** Task statement **
Wherever a line in the data below holds "name", copy that line.

-=-=-=-=-

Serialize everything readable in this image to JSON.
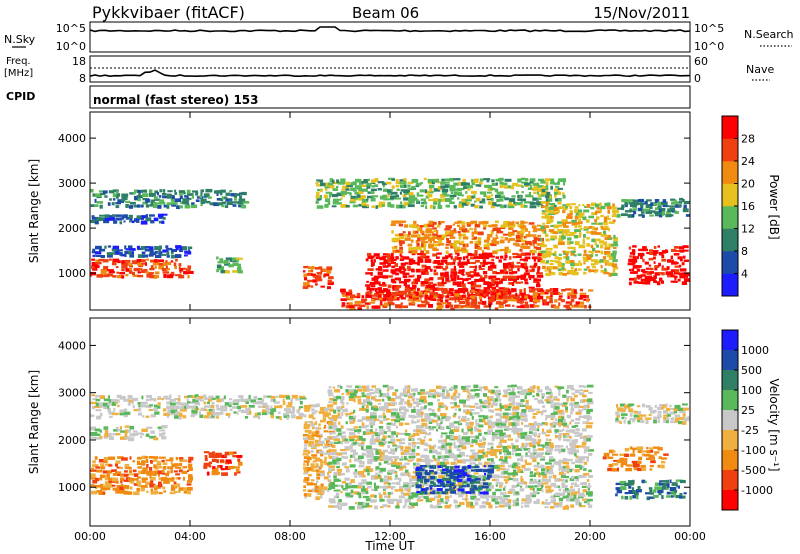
{
  "header": {
    "station": "Pykkvibaer (fitACF)",
    "beam": "Beam 06",
    "date": "15/Nov/2011"
  },
  "status_panels": {
    "nsky_label": "N.Sky",
    "nsky_ticks": [
      "10^5",
      "10^0"
    ],
    "nsearch_label": "N.Search",
    "nsearch_ticks": [
      "10^5",
      "10^0"
    ],
    "freq_label_top": "Freq.",
    "freq_label_bottom": "[MHz]",
    "freq_ticks": [
      "18",
      "8"
    ],
    "nave_label": "Nave",
    "nave_ticks": [
      "60",
      "0"
    ],
    "cpid_label": "CPID",
    "cpid_text": "normal (fast stereo) 153"
  },
  "chart_data": [
    {
      "type": "heatmap",
      "name": "power-panel",
      "ylabel": "Slant Range [km]",
      "xlabel": "",
      "ylim": [
        180,
        4580
      ],
      "xlim": [
        0,
        24
      ],
      "y_ticks": [
        "1000",
        "2000",
        "3000",
        "4000"
      ],
      "y_tick_values": [
        1000,
        2000,
        3000,
        4000
      ],
      "colorbar": {
        "label": "Power [dB]",
        "tick_labels": [
          "4",
          "8",
          "12",
          "16",
          "20",
          "24",
          "28"
        ],
        "colors": [
          "#1c1cff",
          "#1c4ca8",
          "#2f7f67",
          "#58b85a",
          "#e6c01c",
          "#f08a10",
          "#f04010",
          "#ff0000"
        ]
      },
      "bands": [
        {
          "t0": 0.0,
          "t1": 4.0,
          "r0": 950,
          "r1": 1350,
          "level": 6
        },
        {
          "t0": 0.0,
          "t1": 4.0,
          "r0": 1400,
          "r1": 1650,
          "level": 1
        },
        {
          "t0": 0.0,
          "t1": 6.2,
          "r0": 2500,
          "r1": 2900,
          "level": 2
        },
        {
          "t0": 0.0,
          "t1": 3.0,
          "r0": 2150,
          "r1": 2350,
          "level": 1
        },
        {
          "t0": 5.0,
          "t1": 6.0,
          "r0": 1050,
          "r1": 1400,
          "level": 3
        },
        {
          "t0": 8.5,
          "t1": 9.6,
          "r0": 700,
          "r1": 1200,
          "level": 6
        },
        {
          "t0": 9.0,
          "t1": 19.0,
          "r0": 2500,
          "r1": 3150,
          "level": 3
        },
        {
          "t0": 11.0,
          "t1": 18.0,
          "r0": 450,
          "r1": 1500,
          "level": 7
        },
        {
          "t0": 12.0,
          "t1": 18.0,
          "r0": 1500,
          "r1": 2200,
          "level": 5
        },
        {
          "t0": 18.0,
          "t1": 21.0,
          "r0": 1000,
          "r1": 2600,
          "level": 4
        },
        {
          "t0": 21.5,
          "t1": 24.0,
          "r0": 800,
          "r1": 1650,
          "level": 7
        },
        {
          "t0": 21.0,
          "t1": 24.0,
          "r0": 2300,
          "r1": 2700,
          "level": 2
        },
        {
          "t0": 10.0,
          "t1": 20.0,
          "r0": 200,
          "r1": 700,
          "level": 6
        }
      ]
    },
    {
      "type": "heatmap",
      "name": "velocity-panel",
      "ylabel": "Slant Range [km]",
      "xlabel": "Time UT",
      "ylim": [
        180,
        4580
      ],
      "xlim": [
        0,
        24
      ],
      "y_ticks": [
        "1000",
        "2000",
        "3000",
        "4000"
      ],
      "y_tick_values": [
        1000,
        2000,
        3000,
        4000
      ],
      "x_ticks": [
        "00:00",
        "04:00",
        "08:00",
        "12:00",
        "16:00",
        "20:00",
        "00:00"
      ],
      "x_tick_values": [
        0,
        4,
        8,
        12,
        16,
        20,
        24
      ],
      "colorbar": {
        "label": "Velocity [m s⁻¹]",
        "tick_labels": [
          "1000",
          "500",
          "100",
          "25",
          "-25",
          "-100",
          "-500",
          "-1000"
        ],
        "colors": [
          "#1c1cff",
          "#1c4ca8",
          "#2f7f67",
          "#58b85a",
          "#c8c8c8",
          "#f0b040",
          "#f08a10",
          "#f04010",
          "#ff0000"
        ]
      },
      "bands": [
        {
          "t0": 0.0,
          "t1": 4.0,
          "r0": 900,
          "r1": 1700,
          "level": 6
        },
        {
          "t0": 0.0,
          "t1": 8.5,
          "r0": 2500,
          "r1": 3000,
          "level": 4
        },
        {
          "t0": 0.0,
          "t1": 3.0,
          "r0": 2050,
          "r1": 2350,
          "level": 4
        },
        {
          "t0": 4.5,
          "t1": 6.0,
          "r0": 1300,
          "r1": 1800,
          "level": 7
        },
        {
          "t0": 8.5,
          "t1": 9.6,
          "r0": 800,
          "r1": 2800,
          "level": 5
        },
        {
          "t0": 9.5,
          "t1": 20.0,
          "r0": 600,
          "r1": 3200,
          "level": 4
        },
        {
          "t0": 13.0,
          "t1": 16.0,
          "r0": 900,
          "r1": 1500,
          "level": 1
        },
        {
          "t0": 20.5,
          "t1": 23.0,
          "r0": 1400,
          "r1": 1900,
          "level": 6
        },
        {
          "t0": 21.0,
          "t1": 24.0,
          "r0": 800,
          "r1": 1200,
          "level": 2
        },
        {
          "t0": 21.0,
          "t1": 24.0,
          "r0": 2400,
          "r1": 2800,
          "level": 4
        }
      ]
    }
  ]
}
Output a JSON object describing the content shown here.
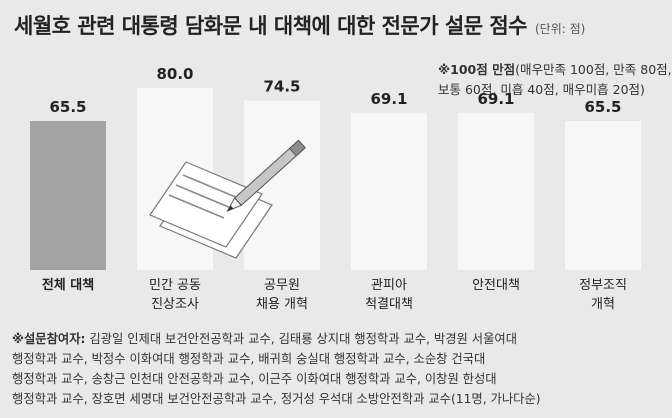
{
  "header": {
    "title": "세월호 관련 대통령 담화문 내 대책에 대한 전문가 설문 점수",
    "unit": "(단위: 점)"
  },
  "note": {
    "line1_bold": "※100점 만점",
    "line1_rest": "(매우만족 100점, 만족 80점,",
    "line2": "보통 60점, 미흡 40점, 매우미흡 20점)"
  },
  "chart_data": {
    "type": "bar",
    "categories": [
      [
        "전체 대책"
      ],
      [
        "민간 공동",
        "진상조사"
      ],
      [
        "공무원",
        "채용 개혁"
      ],
      [
        "관피아",
        "척결대책"
      ],
      [
        "안전대책"
      ],
      [
        "정부조직",
        "개혁"
      ]
    ],
    "values": [
      65.5,
      80.0,
      74.5,
      69.1,
      69.1,
      65.5
    ],
    "value_labels": [
      "65.5",
      "80.0",
      "74.5",
      "69.1",
      "69.1",
      "65.5"
    ],
    "ylim": [
      0,
      100
    ],
    "highlight_index": 0,
    "colors": {
      "highlight": "#a3a3a3",
      "bar": "#f7f7f7",
      "text": "#222222"
    }
  },
  "footer": {
    "lead": "※설문참여자:",
    "lines": [
      " 김광일 인제대 보건안전공학과 교수, 김태룡 상지대 행정학과 교수, 박경원 서울여대",
      "행정학과 교수, 박정수 이화여대 행정학과 교수, 배귀희 숭실대 행정학과 교수, 소순창 건국대",
      "행정학과 교수, 송창근 인천대 안전공학과 교수, 이근주 이화여대 행정학과 교수, 이창원 한성대",
      "행정학과 교수, 장호면 세명대 보건안전공학과 교수, 정거성 우석대 소방안전학과 교수(11명, 가나다순)"
    ]
  }
}
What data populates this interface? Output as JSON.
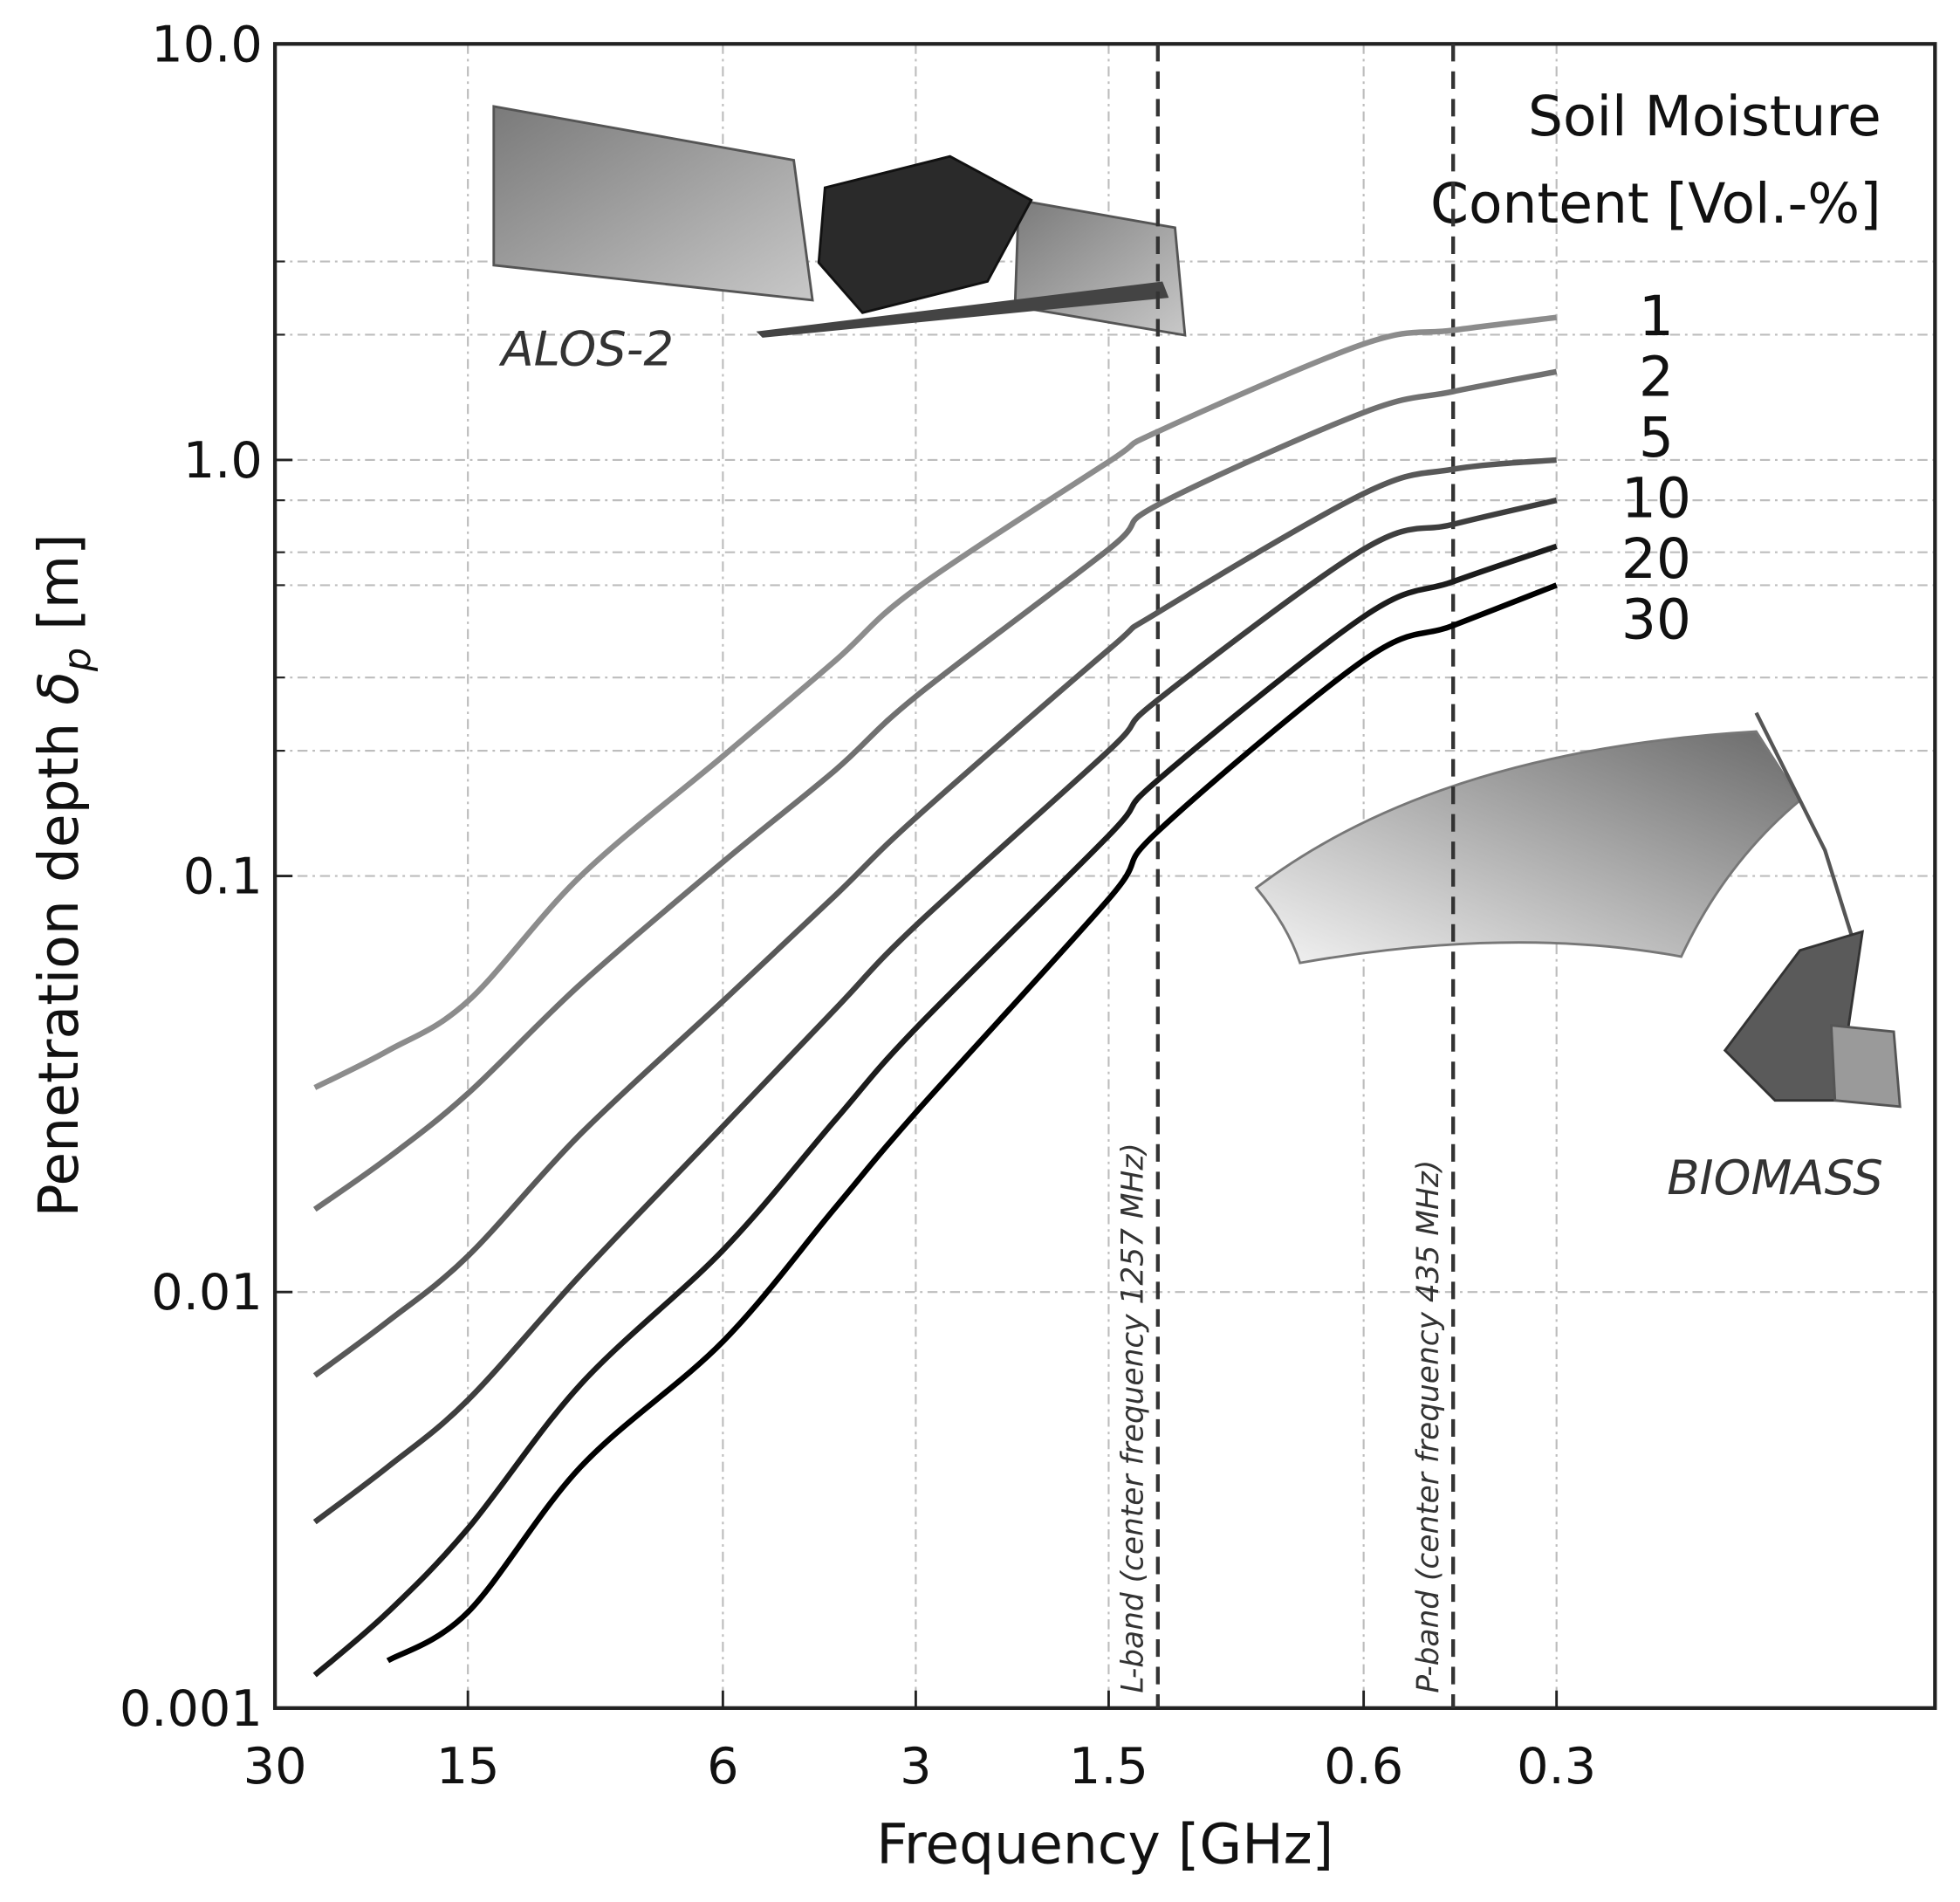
{
  "chart_data": {
    "type": "line",
    "xlabel": "Frequency [GHz]",
    "ylabel": {
      "text": "Penetration depth",
      "symbol": "δ",
      "subscript": "p",
      "unit": "[m]"
    },
    "x_log": true,
    "y_log": true,
    "grid": true,
    "xlim": [
      30,
      0.077
    ],
    "ylim": [
      0.001,
      10
    ],
    "xticks": [
      30,
      15,
      6,
      3,
      1.5,
      0.6,
      0.3
    ],
    "yticks": [
      {
        "value": 10,
        "label": "10.0"
      },
      {
        "value": 1,
        "label": "1.0"
      },
      0.1,
      0.01,
      0.001
    ],
    "y_minor_grid": [
      3,
      2,
      0.8,
      0.6,
      0.5,
      0.3,
      0.2
    ],
    "legend_title": [
      "Soil Moisture",
      "Content [Vol.-%]"
    ],
    "x": [
      26,
      20,
      15,
      10,
      6,
      4,
      3,
      1.5,
      1.257,
      0.6,
      0.435,
      0.3
    ],
    "series": [
      {
        "name": "1",
        "color": "#8c8c8c",
        "values": [
          0.031,
          0.038,
          0.05,
          0.1,
          0.194,
          0.33,
          0.49,
          0.99,
          1.17,
          1.9,
          2.05,
          2.2
        ]
      },
      {
        "name": "2",
        "color": "#707070",
        "values": [
          0.0158,
          0.021,
          0.03,
          0.055,
          0.108,
          0.18,
          0.27,
          0.61,
          0.78,
          1.3,
          1.46,
          1.63
        ]
      },
      {
        "name": "5",
        "color": "#585858",
        "values": [
          0.0063,
          0.0085,
          0.0122,
          0.024,
          0.05,
          0.09,
          0.138,
          0.35,
          0.43,
          0.83,
          0.95,
          1.0
        ]
      },
      {
        "name": "10",
        "color": "#3e3e3e",
        "values": [
          0.0028,
          0.0038,
          0.0055,
          0.011,
          0.025,
          0.048,
          0.076,
          0.2,
          0.265,
          0.61,
          0.7,
          0.8
        ]
      },
      {
        "name": "20",
        "color": "#1c1c1c",
        "values": [
          0.0012,
          0.0017,
          0.0027,
          0.006,
          0.0126,
          0.026,
          0.043,
          0.125,
          0.17,
          0.42,
          0.51,
          0.62
        ]
      },
      {
        "name": "30",
        "color": "#000000",
        "values": [
          null,
          0.0013,
          0.0017,
          0.0038,
          0.0076,
          0.016,
          0.027,
          0.088,
          0.128,
          0.33,
          0.4,
          0.5
        ]
      }
    ],
    "vlines": [
      {
        "x": 1.257,
        "label": "L-band (center frequency 1257 MHz)"
      },
      {
        "x": 0.435,
        "label": "P-band (center frequency 435 MHz)"
      }
    ],
    "annotations": [
      "ALOS-2",
      "BIOMASS"
    ]
  }
}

-=-=-=-=-

** Task output **
      "name": "power-panel",
      "name": "velocity-panel",
        "name": "1",
        "name": "2",
        "name": "5",
        "name": "10",
        "name": "20",
        "name": "30",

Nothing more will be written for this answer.